Work required:
Convert each line of the rows below into a JSON list of strings, one string per line, leaving out blank lines and the pictures.

-------- Data shown --------

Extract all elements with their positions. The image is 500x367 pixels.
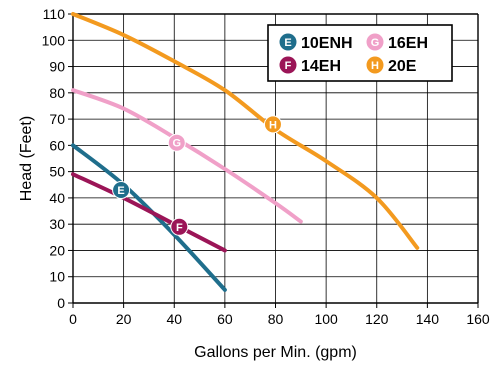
x-tick-label: 40 xyxy=(166,311,182,327)
y-tick-label: 60 xyxy=(49,137,65,153)
marker-letter: G xyxy=(173,138,182,150)
legend-label: 16EH xyxy=(388,35,428,52)
marker-letter: E xyxy=(117,185,124,197)
legend-entry-10ENH: E 10ENH xyxy=(279,33,353,52)
y-tick-label: 40 xyxy=(49,190,65,206)
legend: E 10ENH G 16EH F 14EH H 20E xyxy=(267,24,453,82)
series-line-16EH xyxy=(71,88,303,224)
series-lines xyxy=(71,12,420,292)
legend-marker-letter: E xyxy=(284,37,291,49)
series-marker-10ENH: E xyxy=(112,181,131,200)
series-marker-20E: H xyxy=(263,115,282,134)
y-tick-label: 30 xyxy=(49,216,65,232)
x-tick-label: 20 xyxy=(116,311,132,327)
marker-circle xyxy=(112,181,131,200)
x-tick-label: 160 xyxy=(466,311,490,327)
y-tick-label: 90 xyxy=(49,59,65,75)
tick-labels: 0 20 40 60 80 100 120 140 160 0 10 20 30 40 50 60 70 80 90… xyxy=(42,6,490,327)
legend-marker-circle xyxy=(279,33,297,51)
marker-letter: H xyxy=(269,119,277,131)
x-tick-label: 100 xyxy=(314,311,338,327)
series-marker-16EH: G xyxy=(167,133,186,152)
marker-circle xyxy=(170,217,189,236)
legend-marker-letter: F xyxy=(285,60,292,72)
legend-label: 20E xyxy=(388,58,417,75)
legend-marker-circle xyxy=(279,56,297,74)
x-axis-label: Gallons per Min. (gpm) xyxy=(194,344,357,361)
legend-entry-16EH: G 16EH xyxy=(366,33,428,52)
legend-marker-circle xyxy=(366,56,384,74)
x-tick-label: 140 xyxy=(416,311,440,327)
marker-circle xyxy=(167,133,186,152)
legend-marker-letter: G xyxy=(371,37,380,49)
legend-label: 10ENH xyxy=(301,35,353,52)
series-line-20E xyxy=(71,12,420,250)
marker-letter: F xyxy=(176,222,183,234)
x-tick-label: 120 xyxy=(365,311,389,327)
series-markers: E F G H xyxy=(112,115,282,236)
y-axis-label: Head (Feet) xyxy=(18,116,35,201)
legend-marker-letter: H xyxy=(371,60,379,72)
legend-box xyxy=(267,24,453,82)
series-line-14EH xyxy=(71,172,227,253)
y-tick-label: 50 xyxy=(49,164,65,180)
series-marker-14EH: F xyxy=(170,217,189,236)
legend-label: 14EH xyxy=(301,58,341,75)
y-tick-label: 10 xyxy=(49,269,65,285)
x-tick-label: 0 xyxy=(69,311,77,327)
x-tick-label: 60 xyxy=(217,311,233,327)
series-line-10ENH xyxy=(71,143,227,292)
y-tick-label: 20 xyxy=(49,242,65,258)
y-tick-label: 80 xyxy=(49,85,65,101)
legend-entry-20E: H 20E xyxy=(366,56,417,75)
y-tick-label: 0 xyxy=(57,295,65,311)
y-tick-label: 100 xyxy=(42,32,66,48)
x-tick-label: 80 xyxy=(268,311,284,327)
y-tick-label: 110 xyxy=(43,6,66,22)
y-tick-label: 70 xyxy=(49,111,65,127)
legend-marker-circle xyxy=(366,33,384,51)
legend-entry-14EH: F 14EH xyxy=(279,56,341,75)
marker-circle xyxy=(263,115,282,134)
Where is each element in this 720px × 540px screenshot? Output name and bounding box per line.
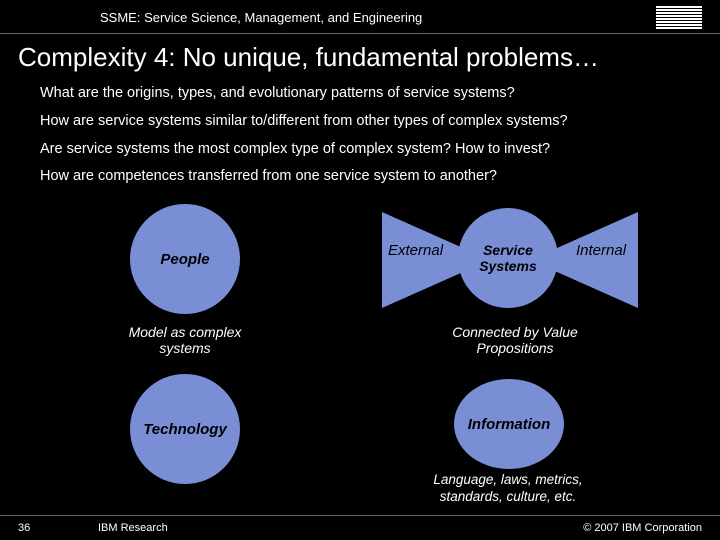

--------

Exercise response:
[
  "Extract all elements with their positions. The image is 500x367 pixels.",
  "x-tick-label: 40 xyxy=(166,311,182,327)",
  "y-tick-label: 60 xyxy=(49,137,65,153)",
  "marker-letter: G xyxy=(173,138,182,150)",
  "legend-label: 16EH xyxy=(388,35,428,52)",
  "marker-letter: E xyxy=(117,185,124,197)",
  "legend-entry-10ENH: E 10ENH xyxy=(279,33,353,52)",
  "y-tick-label: 40 xyxy=(49,190,65,206)",
  "legend: E 10ENH G 16EH F 14EH H 20E xyxy=(267,24,453,82)",
  "series-line-16EH xyxy=(71,88,303,224)",
  "series-lines xyxy=(71,12,420,292)",
  "legend-marker-letter: E xyxy=(284,37,291,49)",
  "series-marker-10ENH: E xyxy=(112,181,131,200)",
  "series-marker-20E: H xyxy=(263,115,282,134)",
  "y-tick-label: 30 xyxy=(49,216,65,232)",
  "x-tick-label: 20 xyxy=(116,311,132,327)",
  "marker-circle xyxy=(112,181,131,200)",
  "x-tick-label: 160 xyxy=(466,311,490,327)",
  "y-tick-label: 90 xyxy=(49,59,65,75)",
  "tick-labels: 0 20 40 60 80 100 120 140 160 0 10 20 30 40 50 60 70 80 90… xyxy=(42,6,490,327)",
  "legend-marker-circle xyxy=(279,33,297,51)",
  "marker-letter: H xyxy=(269,119,277,131)",
  "x-tick-label: 100 xyxy=(314,311,338,327)",
  "series-marker-16EH: G xyxy=(167,133,186,152)",
  "marker-circle xyxy=(170,217,189,236)",
  "legend-marker-letter: F xyxy=(285,60,292,72)",
  "legend-label: 20E xyxy=(388,58,417,75)",
  "legend-marker-circle xyxy=(279,56,297,74)",
  "x-axis-label: Gallons per Min. (gpm) xyxy=(194,344,357,361)",
  "legend-entry-16EH: G 16EH xyxy=(366,33,428,52)",
  "legend-marker-circle xyxy=(366,56,384,74)",
  "x-tick-label: 140 xyxy=(416,311,440,327)",
  "marker-circle xyxy=(167,133,186,152)",
  "legend-marker-letter: G xyxy=(371,37,380,49)",
  "legend-label: 10ENH xyxy=(301,35,353,52)",
  "series-line-20E xyxy=(71,12,420,250)",
  "marker-letter: F xyxy=(176,222,183,234)",
  "x-tick-label: 120 xyxy=(365,311,389,327)",
  "series-markers: E F G H xyxy=(112,115,282,236)",
  "y-axis-label: Head (Feet) xyxy=(18,116,35,201)",
  "legend-marker-letter: H xyxy=(371,60,379,72)",
  "legend-box xyxy=(267,24,453,82)",
  "series-line-14EH xyxy=(71,172,227,253)",
  "y-tick-label: 50 xyxy=(49,164,65,180)",
  "series-marker-14EH: F xyxy=(170,217,189,236)",
  "legend-label: 14EH xyxy=(301,58,341,75)",
  "y-tick-label: 10 xyxy=(49,269,65,285)",
  "x-tick-label: 0 xyxy=(69,311,77,327)",
  "x-tick-label: 60 xyxy=(217,311,233,327)",
  "series-line-10ENH xyxy=(71,143,227,292)",
  "y-tick-label: 20 xyxy=(49,242,65,258)",
  "y-tick-label: 80 xyxy=(49,85,65,101)",
  "legend-entry-20E: H 20E xyxy=(366,56,417,75)",
  "y-tick-label: 0 xyxy=(57,295,65,311)",
  "y-tick-label: 100 xyxy=(42,32,66,48)",
  "x-tick-label: 80 xyxy=(268,311,284,327)",
  "y-tick-label: 110 xyxy=(43,6,66,22)",
  "y-tick-label: 70 xyxy=(49,111,65,127)",
  "legend-marker-circle xyxy=(366,33,384,51)",
  "legend-entry-14EH: F 14EH xyxy=(279,56,341,75)",
  "marker-circle xyxy=(263,115,282,134)",
  "Where is each element in this 720px × 540px screenshot? Output name and bounding box per line."
]